==== Data rows

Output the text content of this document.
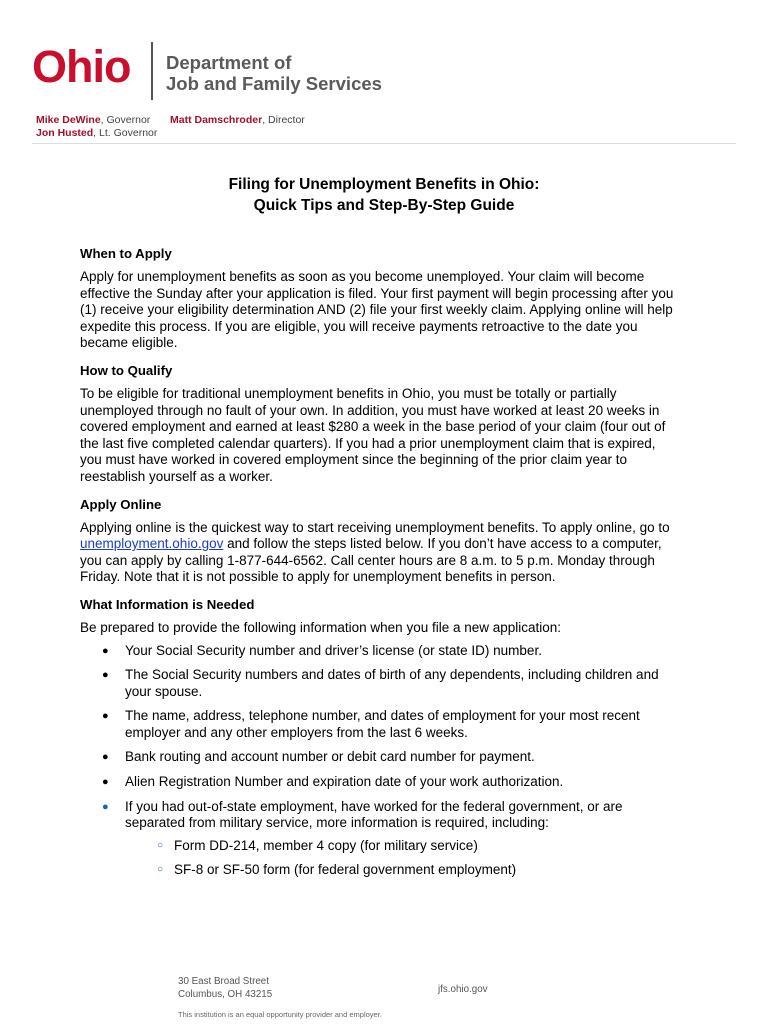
Ohio Department of
Job and Family Services
Mike DeWine, Governor
Jon Husted, Lt. Governor
Matt Damschroder, Director
Filing for Unemployment Benefits in Ohio:
Quick Tips and Step-By-Step Guide
When to Apply

Apply for unemployment benefits as soon as you become unemployed. Your claim will become effective the Sunday after your application is filed. Your first payment will begin processing after you (1) receive your eligibility determination AND (2) file your first weekly claim. Applying online will help expedite this process. If you are eligible, you will receive payments retroactive to the date you became eligible.

How to Qualify

To be eligible for traditional unemployment benefits in Ohio, you must be totally or partially unemployed through no fault of your own. In addition, you must have worked at least 20 weeks in covered employment and earned at least $280 a week in the base period of your claim (four out of the last five completed calendar quarters). If you had a prior unemployment claim that is expired, you must have worked in covered employment since the beginning of the prior claim year to reestablish yourself as a worker.

Apply Online

Applying online is the quickest way to start receiving unemployment benefits. To apply online, go to unemployment.ohio.gov and follow the steps listed below. If you don’t have access to a computer, you can apply by calling 1-877-644-6562. Call center hours are 8 a.m. to 5 p.m. Monday through Friday. Note that it is not possible to apply for unemployment benefits in person.

What Information is Needed

Be prepared to provide the following information when you file a new application:

● Your Social Security number and driver’s license (or state ID) number.
● The Social Security numbers and dates of birth of any dependents, including children and your spouse.
● The name, address, telephone number, and dates of employment for your most recent employer and any other employers from the last 6 weeks.
● Bank routing and account number or debit card number for payment.
● Alien Registration Number and expiration date of your work authorization.
● If you had out-of-state employment, have worked for the federal government, or are separated from military service, more information is required, including:
○ Form DD-214, member 4 copy (for military service)
○ SF-8 or SF-50 form (for federal government employment)
30 East Broad Street
Columbus, OH 43215	jfs.ohio.gov
This institution is an equal opportunity provider and employer.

========

Exercise description
Generate a word-for-word copy of the preceding records, excluding all pictures.

Full answer
Output the text content of this document.
Ohio Department of
Job and Family Services
Mike DeWine, Governor
Jon Husted, Lt. Governor
Matt Damschroder, Director
Filing for Unemployment Benefits in Ohio:
Quick Tips and Step-By-Step Guide
When to Apply

Apply for unemployment benefits as soon as you become unemployed. Your claim will become effective the Sunday after your application is filed. Your first payment will begin processing after you (1) receive your eligibility determination AND (2) file your first weekly claim. Applying online will help expedite this process. If you are eligible, you will receive payments retroactive to the date you became eligible.

How to Qualify

To be eligible for traditional unemployment benefits in Ohio, you must be totally or partially unemployed through no fault of your own. In addition, you must have worked at least 20 weeks in covered employment and earned at least $280 a week in the base period of your claim (four out of the last five completed calendar quarters). If you had a prior unemployment claim that is expired, you must have worked in covered employment since the beginning of the prior claim year to reestablish yourself as a worker.

Apply Online

Applying online is the quickest way to start receiving unemployment benefits. To apply online, go to unemployment.ohio.gov and follow the steps listed below. If you don’t have access to a computer, you can apply by calling 1-877-644-6562. Call center hours are 8 a.m. to 5 p.m. Monday through Friday. Note that it is not possible to apply for unemployment benefits in person.

What Information is Needed

Be prepared to provide the following information when you file a new application:

● Your Social Security number and driver’s license (or state ID) number.
● The Social Security numbers and dates of birth of any dependents, including children and your spouse.
● The name, address, telephone number, and dates of employment for your most recent employer and any other employers from the last 6 weeks.
● Bank routing and account number or debit card number for payment.
● Alien Registration Number and expiration date of your work authorization.
● If you had out-of-state employment, have worked for the federal government, or are separated from military service, more information is required, including:
○ Form DD-214, member 4 copy (for military service)
○ SF-8 or SF-50 form (for federal government employment)
30 East Broad Street
Columbus, OH 43215	jfs.ohio.gov
This institution is an equal opportunity provider and employer.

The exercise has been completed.